» Passage:
****

A satire of the global pandemic that we still live in. This film begins with a sex tape that goes awry. At stake is the life and career of Emi, a teacher who is forced by her students’ parents to resign. However, Emi refuses. Recommended for those who enjoy transgressive cinematic experiences – in the best sense.
Bad Luck Banging or Loony Porn
Radu Jude
IndieLisboa 2021 • Silvestre
Romania, Luxembourg, Czech Republic, Croatia, Fiction, 2021, 106′
It’s 2020, the world has stopped making sense. Not for Radu Jude (Aferim!, Uppercase Print), the new Romanian cinema mastermind and a regular at IndieLisboa, who makes good use of chaos in Bad Luck Banging or Loony Porn. First, he offers us a dictionary, a literary device to describe reality. Poetry. Porno. Power. Children. Church. Cunt. Then, or maybe before, he gives us a context. A Western city, a supermarket, some banknotes, a funeral, people wearing masks and rigorously sanitising their hands. Caught in between, there is a woman, a teacher. Her home sex tape leaked, she now faces a judgment by her students’ parents. Emi’s moral is scrutinised in such a way that Jude’s film is, in its turn, being labeled as pornography in some countries. The work of cinema, argues Jude, is to mirror the horrors of life so that we can see them and not be paralysed. In the most desperate times, you can still laugh. Or, alternatively, make a sex tape. (Anastasia Lukovnikova)

****

» Source data:

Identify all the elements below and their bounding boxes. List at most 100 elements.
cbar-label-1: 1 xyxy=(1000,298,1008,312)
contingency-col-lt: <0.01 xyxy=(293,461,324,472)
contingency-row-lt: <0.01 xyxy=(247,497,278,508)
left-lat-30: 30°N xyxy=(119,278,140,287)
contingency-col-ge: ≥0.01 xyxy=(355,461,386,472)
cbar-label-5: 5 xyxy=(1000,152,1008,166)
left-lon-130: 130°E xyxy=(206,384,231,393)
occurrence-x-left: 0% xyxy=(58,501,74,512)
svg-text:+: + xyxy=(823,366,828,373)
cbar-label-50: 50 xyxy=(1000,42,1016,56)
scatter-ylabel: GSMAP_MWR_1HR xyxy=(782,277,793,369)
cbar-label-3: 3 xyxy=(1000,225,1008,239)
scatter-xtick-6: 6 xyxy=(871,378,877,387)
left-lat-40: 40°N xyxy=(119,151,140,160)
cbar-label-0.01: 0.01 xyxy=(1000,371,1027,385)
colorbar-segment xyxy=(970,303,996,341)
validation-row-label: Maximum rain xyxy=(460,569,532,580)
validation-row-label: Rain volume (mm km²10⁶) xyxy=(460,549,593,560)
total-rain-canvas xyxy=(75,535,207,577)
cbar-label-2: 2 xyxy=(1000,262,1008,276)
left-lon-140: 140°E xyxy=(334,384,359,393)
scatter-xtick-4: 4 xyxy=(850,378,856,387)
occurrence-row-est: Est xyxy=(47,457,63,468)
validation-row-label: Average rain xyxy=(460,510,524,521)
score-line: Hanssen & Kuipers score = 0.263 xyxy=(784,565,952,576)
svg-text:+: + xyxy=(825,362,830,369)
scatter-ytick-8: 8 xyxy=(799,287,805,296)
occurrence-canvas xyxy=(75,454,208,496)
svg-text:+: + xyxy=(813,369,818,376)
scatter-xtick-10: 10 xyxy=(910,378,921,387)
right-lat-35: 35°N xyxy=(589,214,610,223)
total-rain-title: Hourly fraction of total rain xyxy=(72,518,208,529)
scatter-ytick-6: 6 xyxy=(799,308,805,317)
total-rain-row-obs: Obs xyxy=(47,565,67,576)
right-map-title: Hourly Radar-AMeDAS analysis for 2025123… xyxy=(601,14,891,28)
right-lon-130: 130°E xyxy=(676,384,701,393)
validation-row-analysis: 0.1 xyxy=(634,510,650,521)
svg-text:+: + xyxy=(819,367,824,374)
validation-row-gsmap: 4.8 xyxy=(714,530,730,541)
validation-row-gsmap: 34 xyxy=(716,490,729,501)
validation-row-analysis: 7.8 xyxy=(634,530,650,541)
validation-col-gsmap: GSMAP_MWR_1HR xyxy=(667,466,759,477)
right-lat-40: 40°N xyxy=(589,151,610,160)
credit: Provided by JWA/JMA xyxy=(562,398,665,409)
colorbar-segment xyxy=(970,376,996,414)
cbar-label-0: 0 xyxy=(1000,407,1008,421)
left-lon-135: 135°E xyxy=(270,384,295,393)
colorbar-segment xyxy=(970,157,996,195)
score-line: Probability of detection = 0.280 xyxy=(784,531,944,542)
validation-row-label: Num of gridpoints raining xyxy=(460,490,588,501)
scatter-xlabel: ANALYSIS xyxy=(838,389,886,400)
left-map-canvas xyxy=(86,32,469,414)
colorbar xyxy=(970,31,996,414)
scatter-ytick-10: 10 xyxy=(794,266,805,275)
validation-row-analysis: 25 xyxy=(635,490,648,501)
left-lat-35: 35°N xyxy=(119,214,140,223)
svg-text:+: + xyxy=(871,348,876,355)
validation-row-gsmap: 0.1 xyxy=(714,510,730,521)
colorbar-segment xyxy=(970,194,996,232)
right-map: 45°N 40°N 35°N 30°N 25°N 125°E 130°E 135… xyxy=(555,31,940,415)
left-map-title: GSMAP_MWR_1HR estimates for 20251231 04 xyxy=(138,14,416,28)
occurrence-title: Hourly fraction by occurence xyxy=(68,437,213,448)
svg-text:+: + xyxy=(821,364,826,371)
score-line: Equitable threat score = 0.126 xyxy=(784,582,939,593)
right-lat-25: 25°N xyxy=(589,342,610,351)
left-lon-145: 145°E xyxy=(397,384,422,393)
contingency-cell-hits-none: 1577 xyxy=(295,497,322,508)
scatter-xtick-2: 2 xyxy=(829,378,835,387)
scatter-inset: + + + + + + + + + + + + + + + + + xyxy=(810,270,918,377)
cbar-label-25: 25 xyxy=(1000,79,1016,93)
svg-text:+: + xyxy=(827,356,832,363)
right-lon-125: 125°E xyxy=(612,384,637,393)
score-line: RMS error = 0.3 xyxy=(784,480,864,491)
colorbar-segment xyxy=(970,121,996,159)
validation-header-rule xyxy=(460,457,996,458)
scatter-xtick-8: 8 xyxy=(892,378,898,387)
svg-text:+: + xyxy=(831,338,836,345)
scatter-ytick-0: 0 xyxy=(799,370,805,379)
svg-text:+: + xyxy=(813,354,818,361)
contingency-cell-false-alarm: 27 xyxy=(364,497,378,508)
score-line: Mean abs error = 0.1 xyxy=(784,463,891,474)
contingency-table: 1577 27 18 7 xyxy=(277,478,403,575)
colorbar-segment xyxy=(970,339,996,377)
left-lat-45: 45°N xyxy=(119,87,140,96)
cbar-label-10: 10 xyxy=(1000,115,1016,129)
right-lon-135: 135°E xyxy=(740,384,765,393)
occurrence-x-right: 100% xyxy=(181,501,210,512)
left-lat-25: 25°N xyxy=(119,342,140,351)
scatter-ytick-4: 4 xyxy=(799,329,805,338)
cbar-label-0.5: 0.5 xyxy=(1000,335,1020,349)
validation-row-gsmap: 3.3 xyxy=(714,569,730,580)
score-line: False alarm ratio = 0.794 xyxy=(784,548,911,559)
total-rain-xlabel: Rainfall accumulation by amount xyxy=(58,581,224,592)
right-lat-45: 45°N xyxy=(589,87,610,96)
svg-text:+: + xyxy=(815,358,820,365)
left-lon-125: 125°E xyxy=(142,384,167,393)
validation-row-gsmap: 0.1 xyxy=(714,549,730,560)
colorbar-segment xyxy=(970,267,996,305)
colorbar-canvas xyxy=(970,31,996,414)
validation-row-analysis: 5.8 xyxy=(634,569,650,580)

****

» Task A: According to the film description, how long is the film?
» Task B: Carry on the film description from its final line.

» Expected answer A: 106 minutes.

» Expected answer B:
Radu Jude is a Romanian director and screenwriter. He studied filmmaking in Bucharest and started his career as an assistant director. In 2006, he made the short film The Tube with a Hat, winner of multiple awards. Jude's feature debut The Happiest Girl in the World (2009) was selected for several international film festivals. Titles such as Aferim!, Scarred Hearts and Everybody in Our Family followed and won awards such as the Silver Bear for Best Director in 2015, among others. The international premiere of The Dead Nation in Locarno 2017 marked his debut in documentary film. His latest films, Uppercase Print and The Exit of the Trains (co-directed with Adrian Cioflâncă) premiered in Berlinale Forum 2020.